→ EXERCISE BRIEF: Nothing should be left out: output all of the entries exactly.

→ DATASET RECORDS:

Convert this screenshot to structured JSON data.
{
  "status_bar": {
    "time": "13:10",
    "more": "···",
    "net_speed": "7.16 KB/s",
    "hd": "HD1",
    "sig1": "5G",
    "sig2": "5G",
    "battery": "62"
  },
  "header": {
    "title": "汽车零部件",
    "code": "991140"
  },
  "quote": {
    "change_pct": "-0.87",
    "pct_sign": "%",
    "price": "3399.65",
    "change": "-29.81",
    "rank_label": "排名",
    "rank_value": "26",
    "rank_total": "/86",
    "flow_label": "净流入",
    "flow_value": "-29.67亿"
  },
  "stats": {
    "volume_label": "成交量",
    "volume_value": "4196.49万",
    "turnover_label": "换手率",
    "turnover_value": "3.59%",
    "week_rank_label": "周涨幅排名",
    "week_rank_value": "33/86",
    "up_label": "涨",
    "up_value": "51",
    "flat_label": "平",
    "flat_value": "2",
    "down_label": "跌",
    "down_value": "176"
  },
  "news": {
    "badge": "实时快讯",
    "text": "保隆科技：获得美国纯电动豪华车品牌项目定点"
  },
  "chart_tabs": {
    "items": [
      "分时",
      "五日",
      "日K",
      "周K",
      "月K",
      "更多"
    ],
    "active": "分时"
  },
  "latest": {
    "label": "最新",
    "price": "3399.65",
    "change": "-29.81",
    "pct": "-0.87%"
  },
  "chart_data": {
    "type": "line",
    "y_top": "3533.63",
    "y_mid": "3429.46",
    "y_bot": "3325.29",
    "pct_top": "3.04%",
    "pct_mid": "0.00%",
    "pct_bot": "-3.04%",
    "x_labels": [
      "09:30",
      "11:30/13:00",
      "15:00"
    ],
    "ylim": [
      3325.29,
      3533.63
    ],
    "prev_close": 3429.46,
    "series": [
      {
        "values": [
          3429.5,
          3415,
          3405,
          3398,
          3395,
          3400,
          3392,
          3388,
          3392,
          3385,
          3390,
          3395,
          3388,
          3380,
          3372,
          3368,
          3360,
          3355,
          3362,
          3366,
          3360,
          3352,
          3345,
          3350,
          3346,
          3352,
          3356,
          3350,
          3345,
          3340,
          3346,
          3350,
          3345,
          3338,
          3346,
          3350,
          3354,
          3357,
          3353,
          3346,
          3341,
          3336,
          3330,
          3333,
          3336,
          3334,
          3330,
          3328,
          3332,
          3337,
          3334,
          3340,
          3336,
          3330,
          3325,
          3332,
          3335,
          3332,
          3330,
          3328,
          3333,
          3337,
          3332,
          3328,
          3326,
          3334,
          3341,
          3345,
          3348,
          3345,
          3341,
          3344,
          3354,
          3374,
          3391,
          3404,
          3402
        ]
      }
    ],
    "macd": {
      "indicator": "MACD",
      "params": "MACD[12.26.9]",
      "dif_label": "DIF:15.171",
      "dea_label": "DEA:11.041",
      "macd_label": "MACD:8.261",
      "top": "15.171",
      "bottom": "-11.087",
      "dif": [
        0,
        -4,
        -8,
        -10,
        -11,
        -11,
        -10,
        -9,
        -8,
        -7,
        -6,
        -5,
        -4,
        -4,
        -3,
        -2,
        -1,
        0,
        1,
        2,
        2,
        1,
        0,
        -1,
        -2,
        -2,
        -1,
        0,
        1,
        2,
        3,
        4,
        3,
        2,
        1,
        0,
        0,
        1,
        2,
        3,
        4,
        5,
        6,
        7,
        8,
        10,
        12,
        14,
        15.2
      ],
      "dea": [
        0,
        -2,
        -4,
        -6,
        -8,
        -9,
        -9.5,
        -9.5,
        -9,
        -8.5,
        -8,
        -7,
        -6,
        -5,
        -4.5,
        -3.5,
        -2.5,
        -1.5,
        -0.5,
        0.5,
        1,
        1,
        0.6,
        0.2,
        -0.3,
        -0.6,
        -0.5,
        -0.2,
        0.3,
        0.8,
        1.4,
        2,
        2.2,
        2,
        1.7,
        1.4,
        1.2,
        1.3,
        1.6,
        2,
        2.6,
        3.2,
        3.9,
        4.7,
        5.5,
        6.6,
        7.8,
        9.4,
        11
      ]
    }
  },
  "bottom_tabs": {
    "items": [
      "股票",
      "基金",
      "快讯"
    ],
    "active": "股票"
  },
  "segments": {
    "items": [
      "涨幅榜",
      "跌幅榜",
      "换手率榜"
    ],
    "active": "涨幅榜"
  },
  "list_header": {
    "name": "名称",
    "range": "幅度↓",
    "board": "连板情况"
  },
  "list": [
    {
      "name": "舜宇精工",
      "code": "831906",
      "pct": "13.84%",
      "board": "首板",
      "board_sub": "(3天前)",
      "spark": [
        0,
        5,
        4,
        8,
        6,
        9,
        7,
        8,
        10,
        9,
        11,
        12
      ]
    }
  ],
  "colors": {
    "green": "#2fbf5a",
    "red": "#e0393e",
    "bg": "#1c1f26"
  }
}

→ REPLY:
Convert this screenshot to structured JSON data.
{
  "status_bar": {
    "time": "13:10",
    "more": "···",
    "net_speed": "7.16 KB/s",
    "hd": "HD1",
    "sig1": "5G",
    "sig2": "5G",
    "battery": "62"
  },
  "header": {
    "title": "汽车零部件",
    "code": "991140"
  },
  "quote": {
    "change_pct": "-0.87",
    "pct_sign": "%",
    "price": "3399.65",
    "change": "-29.81",
    "rank_label": "排名",
    "rank_value": "26",
    "rank_total": "/86",
    "flow_label": "净流入",
    "flow_value": "-29.67亿"
  },
  "stats": {
    "volume_label": "成交量",
    "volume_value": "4196.49万",
    "turnover_label": "换手率",
    "turnover_value": "3.59%",
    "week_rank_label": "周涨幅排名",
    "week_rank_value": "33/86",
    "up_label": "涨",
    "up_value": "51",
    "flat_label": "平",
    "flat_value": "2",
    "down_label": "跌",
    "down_value": "176"
  },
  "news": {
    "badge": "实时快讯",
    "text": "保隆科技：获得美国纯电动豪华车品牌项目定点"
  },
  "chart_tabs": {
    "items": [
      "分时",
      "五日",
      "日K",
      "周K",
      "月K",
      "更多"
    ],
    "active": "分时"
  },
  "latest": {
    "label": "最新",
    "price": "3399.65",
    "change": "-29.81",
    "pct": "-0.87%"
  },
  "chart_data": {
    "type": "line",
    "y_top": "3533.63",
    "y_mid": "3429.46",
    "y_bot": "3325.29",
    "pct_top": "3.04%",
    "pct_mid": "0.00%",
    "pct_bot": "-3.04%",
    "x_labels": [
      "09:30",
      "11:30/13:00",
      "15:00"
    ],
    "ylim": [
      3325.29,
      3533.63
    ],
    "prev_close": 3429.46,
    "series": [
      {
        "values": [
          3429.5,
          3415,
          3405,
          3398,
          3395,
          3400,
          3392,
          3388,
          3392,
          3385,
          3390,
          3395,
          3388,
          3380,
          3372,
          3368,
          3360,
          3355,
          3362,
          3366,
          3360,
          3352,
          3345,
          3350,
          3346,
          3352,
          3356,
          3350,
          3345,
          3340,
          3346,
          3350,
          3345,
          3338,
          3346,
          3350,
          3354,
          3357,
          3353,
          3346,
          3341,
          3336,
          3330,
          3333,
          3336,
          3334,
          3330,
          3328,
          3332,
          3337,
          3334,
          3340,
          3336,
          3330,
          3325,
          3332,
          3335,
          3332,
          3330,
          3328,
          3333,
          3337,
          3332,
          3328,
          3326,
          3334,
          3341,
          3345,
          3348,
          3345,
          3341,
          3344,
          3354,
          3374,
          3391,
          3404,
          3402
        ]
      }
    ],
    "macd": {
      "indicator": "MACD",
      "params": "MACD[12.26.9]",
      "dif_label": "DIF:15.171",
      "dea_label": "DEA:11.041",
      "macd_label": "MACD:8.261",
      "top": "15.171",
      "bottom": "-11.087",
      "dif": [
        0,
        -4,
        -8,
        -10,
        -11,
        -11,
        -10,
        -9,
        -8,
        -7,
        -6,
        -5,
        -4,
        -4,
        -3,
        -2,
        -1,
        0,
        1,
        2,
        2,
        1,
        0,
        -1,
        -2,
        -2,
        -1,
        0,
        1,
        2,
        3,
        4,
        3,
        2,
        1,
        0,
        0,
        1,
        2,
        3,
        4,
        5,
        6,
        7,
        8,
        10,
        12,
        14,
        15.2
      ],
      "dea": [
        0,
        -2,
        -4,
        -6,
        -8,
        -9,
        -9.5,
        -9.5,
        -9,
        -8.5,
        -8,
        -7,
        -6,
        -5,
        -4.5,
        -3.5,
        -2.5,
        -1.5,
        -0.5,
        0.5,
        1,
        1,
        0.6,
        0.2,
        -0.3,
        -0.6,
        -0.5,
        -0.2,
        0.3,
        0.8,
        1.4,
        2,
        2.2,
        2,
        1.7,
        1.4,
        1.2,
        1.3,
        1.6,
        2,
        2.6,
        3.2,
        3.9,
        4.7,
        5.5,
        6.6,
        7.8,
        9.4,
        11
      ]
    }
  },
  "bottom_tabs": {
    "items": [
      "股票",
      "基金",
      "快讯"
    ],
    "active": "股票"
  },
  "segments": {
    "items": [
      "涨幅榜",
      "跌幅榜",
      "换手率榜"
    ],
    "active": "涨幅榜"
  },
  "list_header": {
    "name": "名称",
    "range": "幅度↓",
    "board": "连板情况"
  },
  "list": [
    {
      "name": "舜宇精工",
      "code": "831906",
      "pct": "13.84%",
      "board": "首板",
      "board_sub": "(3天前)",
      "spark": [
        0,
        5,
        4,
        8,
        6,
        9,
        7,
        8,
        10,
        9,
        11,
        12
      ]
    }
  ],
  "colors": {
    "green": "#2fbf5a",
    "red": "#e0393e",
    "bg": "#1c1f26"
  }
}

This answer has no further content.